Task statement:
Transcribe each of the records below exactly, excluding all pictures.

Supplied material:
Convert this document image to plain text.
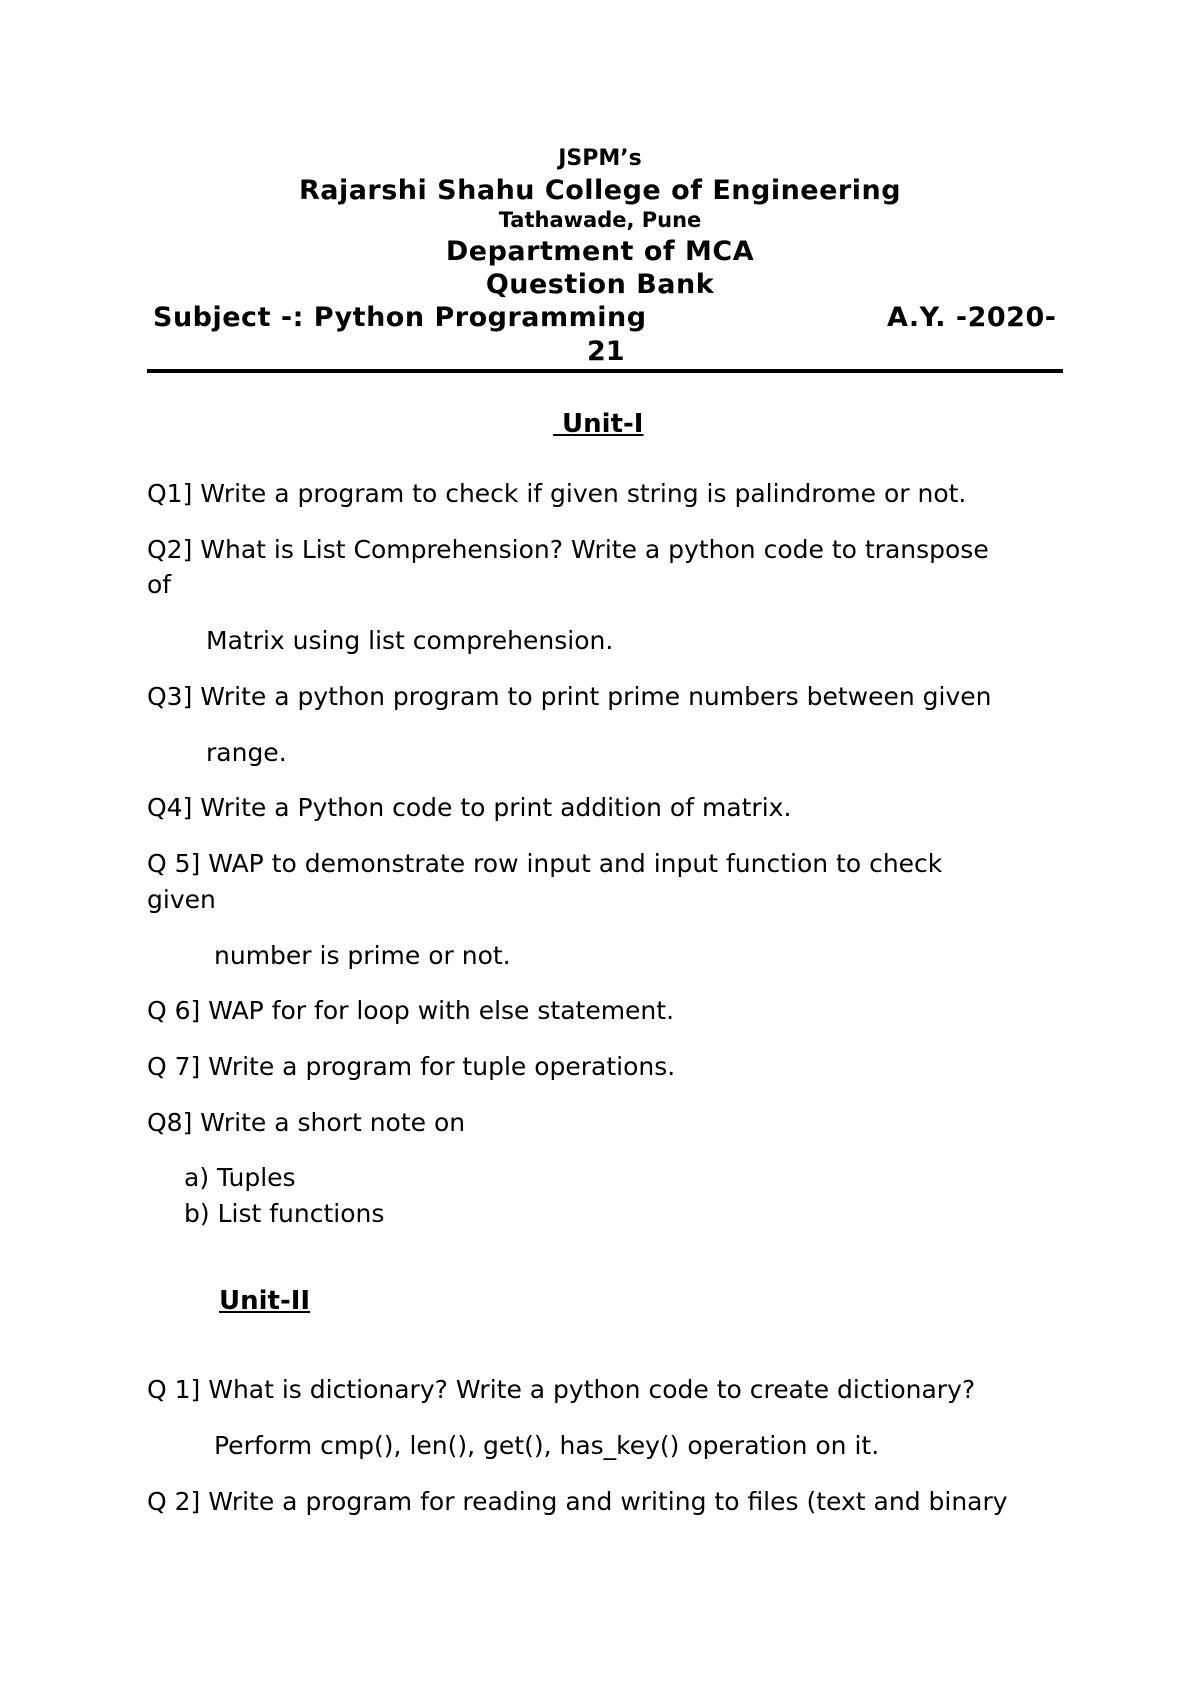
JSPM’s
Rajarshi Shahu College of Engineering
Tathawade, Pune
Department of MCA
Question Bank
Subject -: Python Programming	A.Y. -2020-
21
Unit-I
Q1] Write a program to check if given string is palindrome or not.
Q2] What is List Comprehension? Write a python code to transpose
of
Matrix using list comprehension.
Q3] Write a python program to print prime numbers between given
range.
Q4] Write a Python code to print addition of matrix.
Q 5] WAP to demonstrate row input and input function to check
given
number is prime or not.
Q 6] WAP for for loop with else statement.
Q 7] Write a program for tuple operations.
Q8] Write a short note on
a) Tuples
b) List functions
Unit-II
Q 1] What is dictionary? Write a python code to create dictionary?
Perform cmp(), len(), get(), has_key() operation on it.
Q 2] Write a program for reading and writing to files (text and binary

Written answer:
Convert this document image to plain text.
JSPM’s
Rajarshi Shahu College of Engineering
Tathawade, Pune
Department of MCA
Question Bank
Subject -: Python Programming	A.Y. -2020-
21
Unit-I
Q1] Write a program to check if given string is palindrome or not.
Q2] What is List Comprehension? Write a python code to transpose
of
Matrix using list comprehension.
Q3] Write a python program to print prime numbers between given
range.
Q4] Write a Python code to print addition of matrix.
Q 5] WAP to demonstrate row input and input function to check
given
number is prime or not.
Q 6] WAP for for loop with else statement.
Q 7] Write a program for tuple operations.
Q8] Write a short note on
a) Tuples
b) List functions
Unit-II
Q 1] What is dictionary? Write a python code to create dictionary?
Perform cmp(), len(), get(), has_key() operation on it.
Q 2] Write a program for reading and writing to files (text and binary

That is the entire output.